[MATERIAL PROVIDED]

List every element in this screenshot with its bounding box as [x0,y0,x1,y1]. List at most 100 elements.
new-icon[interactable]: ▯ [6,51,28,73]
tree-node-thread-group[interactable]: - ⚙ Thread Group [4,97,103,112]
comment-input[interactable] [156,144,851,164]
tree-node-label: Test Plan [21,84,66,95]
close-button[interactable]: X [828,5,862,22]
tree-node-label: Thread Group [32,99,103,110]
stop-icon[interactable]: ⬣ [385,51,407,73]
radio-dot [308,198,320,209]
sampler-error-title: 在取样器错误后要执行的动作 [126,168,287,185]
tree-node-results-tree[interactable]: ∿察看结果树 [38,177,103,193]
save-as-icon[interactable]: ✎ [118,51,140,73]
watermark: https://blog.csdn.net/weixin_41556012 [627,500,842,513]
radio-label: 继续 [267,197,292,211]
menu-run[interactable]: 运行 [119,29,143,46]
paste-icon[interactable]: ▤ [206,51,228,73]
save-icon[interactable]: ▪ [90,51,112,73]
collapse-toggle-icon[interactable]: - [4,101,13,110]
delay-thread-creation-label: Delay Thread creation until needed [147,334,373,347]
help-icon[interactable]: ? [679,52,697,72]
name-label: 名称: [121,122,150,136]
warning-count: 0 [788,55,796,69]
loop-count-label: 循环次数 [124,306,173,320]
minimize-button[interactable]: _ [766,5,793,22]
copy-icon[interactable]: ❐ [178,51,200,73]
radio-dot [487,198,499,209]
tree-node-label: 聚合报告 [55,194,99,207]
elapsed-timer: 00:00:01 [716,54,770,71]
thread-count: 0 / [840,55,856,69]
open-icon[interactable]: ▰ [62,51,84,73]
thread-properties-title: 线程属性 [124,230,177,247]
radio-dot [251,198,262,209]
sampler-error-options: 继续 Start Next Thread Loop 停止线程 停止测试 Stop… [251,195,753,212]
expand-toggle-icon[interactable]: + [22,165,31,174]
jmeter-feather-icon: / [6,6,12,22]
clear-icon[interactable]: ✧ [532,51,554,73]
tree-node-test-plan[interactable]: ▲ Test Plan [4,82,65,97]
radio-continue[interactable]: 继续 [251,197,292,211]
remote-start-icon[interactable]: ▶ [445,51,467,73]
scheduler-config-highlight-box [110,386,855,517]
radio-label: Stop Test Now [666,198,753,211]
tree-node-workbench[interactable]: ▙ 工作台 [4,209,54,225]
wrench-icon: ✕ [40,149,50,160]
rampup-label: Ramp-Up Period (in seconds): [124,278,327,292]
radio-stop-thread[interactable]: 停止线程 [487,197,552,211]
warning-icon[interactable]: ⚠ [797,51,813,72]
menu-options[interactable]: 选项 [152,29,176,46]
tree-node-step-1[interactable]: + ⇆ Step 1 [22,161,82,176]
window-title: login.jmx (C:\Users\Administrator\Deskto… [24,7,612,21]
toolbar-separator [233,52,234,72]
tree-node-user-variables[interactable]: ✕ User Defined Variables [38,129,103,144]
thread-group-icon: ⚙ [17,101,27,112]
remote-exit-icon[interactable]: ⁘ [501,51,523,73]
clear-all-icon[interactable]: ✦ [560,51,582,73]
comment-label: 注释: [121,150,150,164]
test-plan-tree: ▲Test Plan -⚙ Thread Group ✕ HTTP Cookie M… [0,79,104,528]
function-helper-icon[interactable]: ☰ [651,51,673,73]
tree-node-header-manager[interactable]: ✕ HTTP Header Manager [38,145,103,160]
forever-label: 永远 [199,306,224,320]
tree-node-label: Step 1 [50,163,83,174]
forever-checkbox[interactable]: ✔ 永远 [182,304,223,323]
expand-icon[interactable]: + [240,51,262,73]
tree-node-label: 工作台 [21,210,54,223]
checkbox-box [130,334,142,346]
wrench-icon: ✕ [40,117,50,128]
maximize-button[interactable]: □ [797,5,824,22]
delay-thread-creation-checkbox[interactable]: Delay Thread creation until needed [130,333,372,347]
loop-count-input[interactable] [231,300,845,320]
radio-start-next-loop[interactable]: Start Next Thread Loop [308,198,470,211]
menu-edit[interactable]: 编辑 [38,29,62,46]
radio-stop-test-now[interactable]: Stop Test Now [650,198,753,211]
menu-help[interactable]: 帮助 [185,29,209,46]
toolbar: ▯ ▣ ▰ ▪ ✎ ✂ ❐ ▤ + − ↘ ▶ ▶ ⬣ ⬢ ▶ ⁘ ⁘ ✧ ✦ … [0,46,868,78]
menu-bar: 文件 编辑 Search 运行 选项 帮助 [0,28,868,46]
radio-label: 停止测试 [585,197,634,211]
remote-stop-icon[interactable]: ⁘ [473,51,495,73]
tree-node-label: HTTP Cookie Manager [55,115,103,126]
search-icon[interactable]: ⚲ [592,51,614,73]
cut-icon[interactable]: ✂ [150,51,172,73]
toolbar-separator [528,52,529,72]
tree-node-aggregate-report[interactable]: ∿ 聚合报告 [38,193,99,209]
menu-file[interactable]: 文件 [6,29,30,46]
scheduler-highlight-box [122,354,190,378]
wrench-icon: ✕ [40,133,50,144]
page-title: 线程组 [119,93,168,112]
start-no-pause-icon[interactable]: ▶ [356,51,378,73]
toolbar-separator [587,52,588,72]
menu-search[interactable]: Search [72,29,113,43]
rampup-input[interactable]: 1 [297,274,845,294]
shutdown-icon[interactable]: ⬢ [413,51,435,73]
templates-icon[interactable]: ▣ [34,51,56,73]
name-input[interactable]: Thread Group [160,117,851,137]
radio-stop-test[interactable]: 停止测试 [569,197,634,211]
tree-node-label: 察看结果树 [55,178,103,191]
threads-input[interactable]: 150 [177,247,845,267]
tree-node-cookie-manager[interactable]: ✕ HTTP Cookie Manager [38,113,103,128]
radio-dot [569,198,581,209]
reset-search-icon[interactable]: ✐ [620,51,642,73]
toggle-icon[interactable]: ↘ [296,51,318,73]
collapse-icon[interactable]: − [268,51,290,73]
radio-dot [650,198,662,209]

[WHAT TO DO] Render the material above as a JSON list of strings, with one string for each line and blank lines omitted.

[THE ANSWER]
[
  "List every element in this screenshot with its bounding box as [x0,y0,x1,y1]. List at most 100 elements.",
  "new-icon[interactable]: ▯ [6,51,28,73]",
  "tree-node-thread-group[interactable]: - ⚙ Thread Group [4,97,103,112]",
  "comment-input[interactable] [156,144,851,164]",
  "tree-node-label: Test Plan [21,84,66,95]",
  "close-button[interactable]: X [828,5,862,22]",
  "tree-node-label: Thread Group [32,99,103,110]",
  "stop-icon[interactable]: ⬣ [385,51,407,73]",
  "radio-dot [308,198,320,209]",
  "sampler-error-title: 在取样器错误后要执行的动作 [126,168,287,185]",
  "tree-node-results-tree[interactable]: ∿察看结果树 [38,177,103,193]",
  "save-as-icon[interactable]: ✎ [118,51,140,73]",
  "watermark: https://blog.csdn.net/weixin_41556012 [627,500,842,513]",
  "radio-label: 继续 [267,197,292,211]",
  "menu-run[interactable]: 运行 [119,29,143,46]",
  "paste-icon[interactable]: ▤ [206,51,228,73]",
  "save-icon[interactable]: ▪ [90,51,112,73]",
  "collapse-toggle-icon[interactable]: - [4,101,13,110]",
  "delay-thread-creation-label: Delay Thread creation until needed [147,334,373,347]",
  "help-icon[interactable]: ? [679,52,697,72]",
  "name-label: 名称: [121,122,150,136]",
  "warning-count: 0 [788,55,796,69]",
  "loop-count-label: 循环次数 [124,306,173,320]",
  "minimize-button[interactable]: _ [766,5,793,22]",
  "copy-icon[interactable]: ❐ [178,51,200,73]",
  "radio-dot [487,198,499,209]",
  "tree-node-label: 聚合报告 [55,194,99,207]",
  "elapsed-timer: 00:00:01 [716,54,770,71]",
  "thread-count: 0 / [840,55,856,69]",
  "open-icon[interactable]: ▰ [62,51,84,73]",
  "thread-properties-title: 线程属性 [124,230,177,247]",
  "radio-dot [251,198,262,209]",
  "sampler-error-options: 继续 Start Next Thread Loop 停止线程 停止测试 Stop… [251,195,753,212]",
  "expand-toggle-icon[interactable]: + [22,165,31,174]",
  "jmeter-feather-icon: / [6,6,12,22]",
  "clear-icon[interactable]: ✧ [532,51,554,73]",
  "tree-node-test-plan[interactable]: ▲ Test Plan [4,82,65,97]",
  "radio-continue[interactable]: 继续 [251,197,292,211]",
  "remote-start-icon[interactable]: ▶ [445,51,467,73]",
  "scheduler-config-highlight-box [110,386,855,517]",
  "radio-label: Stop Test Now [666,198,753,211]",
  "tree-node-workbench[interactable]: ▙ 工作台 [4,209,54,225]",
  "wrench-icon: ✕ [40,149,50,160]",
  "rampup-label: Ramp-Up Period (in seconds): [124,278,327,292]",
  "radio-stop-thread[interactable]: 停止线程 [487,197,552,211]",
  "warning-icon[interactable]: ⚠ [797,51,813,72]",
  "menu-options[interactable]: 选项 [152,29,176,46]",
  "tree-node-step-1[interactable]: + ⇆ Step 1 [22,161,82,176]",
  "window-title: login.jmx (C:\\Users\\Administrator\\Deskto… [24,7,612,21]",
  "toolbar-separator [233,52,234,72]",
  "tree-node-user-variables[interactable]: ✕ User Defined Variables [38,129,103,144]",
  "thread-group-icon: ⚙ [17,101,27,112]",
  "remote-exit-icon[interactable]: ⁘ [501,51,523,73]",
  "clear-all-icon[interactable]: ✦ [560,51,582,73]",
  "comment-label: 注释: [121,150,150,164]",
  "test-plan-tree: ▲Test Plan -⚙ Thread Group ✕ HTTP Cookie M… [0,79,104,528]",
  "function-helper-icon[interactable]: ☰ [651,51,673,73]",
  "tree-node-header-manager[interactable]: ✕ HTTP Header Manager [38,145,103,160]",
  "forever-label: 永远 [199,306,224,320]",
  "tree-node-label: Step 1 [50,163,83,174]",
  "forever-checkbox[interactable]: ✔ 永远 [182,304,223,323]",
  "expand-icon[interactable]: + [240,51,262,73]",
  "tree-node-label: 工作台 [21,210,54,223]",
  "checkbox-box [130,334,142,346]",
  "wrench-icon: ✕ [40,117,50,128]",
  "maximize-button[interactable]: □ [797,5,824,22]",
  "delay-thread-creation-checkbox[interactable]: Delay Thread creation until needed [130,333,372,347]",
  "loop-count-input[interactable] [231,300,845,320]",
  "radio-start-next-loop[interactable]: Start Next Thread Loop [308,198,470,211]",
  "menu-edit[interactable]: 编辑 [38,29,62,46]",
  "radio-stop-test-now[interactable]: Stop Test Now [650,198,753,211]",
  "menu-help[interactable]: 帮助 [185,29,209,46]",
  "toolbar: ▯ ▣ ▰ ▪ ✎ ✂ ❐ ▤ + − ↘ ▶ ▶ ⬣ ⬢ ▶ ⁘ ⁘ ✧ ✦ … [0,46,868,78]",
  "menu-bar: 文件 编辑 Search 运行 选项 帮助 [0,28,868,46]",
  "radio-label: 停止测试 [585,197,634,211]",
  "remote-stop-icon[interactable]: ⁘ [473,51,495,73]",
  "tree-node-label: HTTP Cookie Manager [55,115,103,126]",
  "search-icon[interactable]: ⚲ [592,51,614,73]",
  "cut-icon[interactable]: ✂ [150,51,172,73]",
  "toolbar-separator [528,52,529,72]",
  "tree-node-aggregate-report[interactable]: ∿ 聚合报告 [38,193,99,209]",
  "menu-file[interactable]: 文件 [6,29,30,46]",
  "scheduler-highlight-box [122,354,190,378]",
  "wrench-icon: ✕ [40,133,50,144]",
  "page-title: 线程组 [119,93,168,112]",
  "start-no-pause-icon[interactable]: ▶ [356,51,378,73]",
  "toolbar-separator [587,52,588,72]",
  "menu-search[interactable]: Search [72,29,113,43]",
  "rampup-input[interactable]: 1 [297,274,845,294]",
  "shutdown-icon[interactable]: ⬢ [413,51,435,73]",
  "templates-icon[interactable]: ▣ [34,51,56,73]",
  "name-input[interactable]: Thread Group [160,117,851,137]",
  "radio-stop-test[interactable]: 停止测试 [569,197,634,211]",
  "tree-node-label: 察看结果树 [55,178,103,191]",
  "threads-input[interactable]: 150 [177,247,845,267]",
  "tree-node-cookie-manager[interactable]: ✕ HTTP Cookie Manager [38,113,103,128]",
  "radio-dot [569,198,581,209]",
  "reset-search-icon[interactable]: ✐ [620,51,642,73]",
  "toggle-icon[interactable]: ↘ [296,51,318,73]",
  "collapse-icon[interactable]: − [268,51,290,73]",
  "radio-dot [650,198,662,209]"
]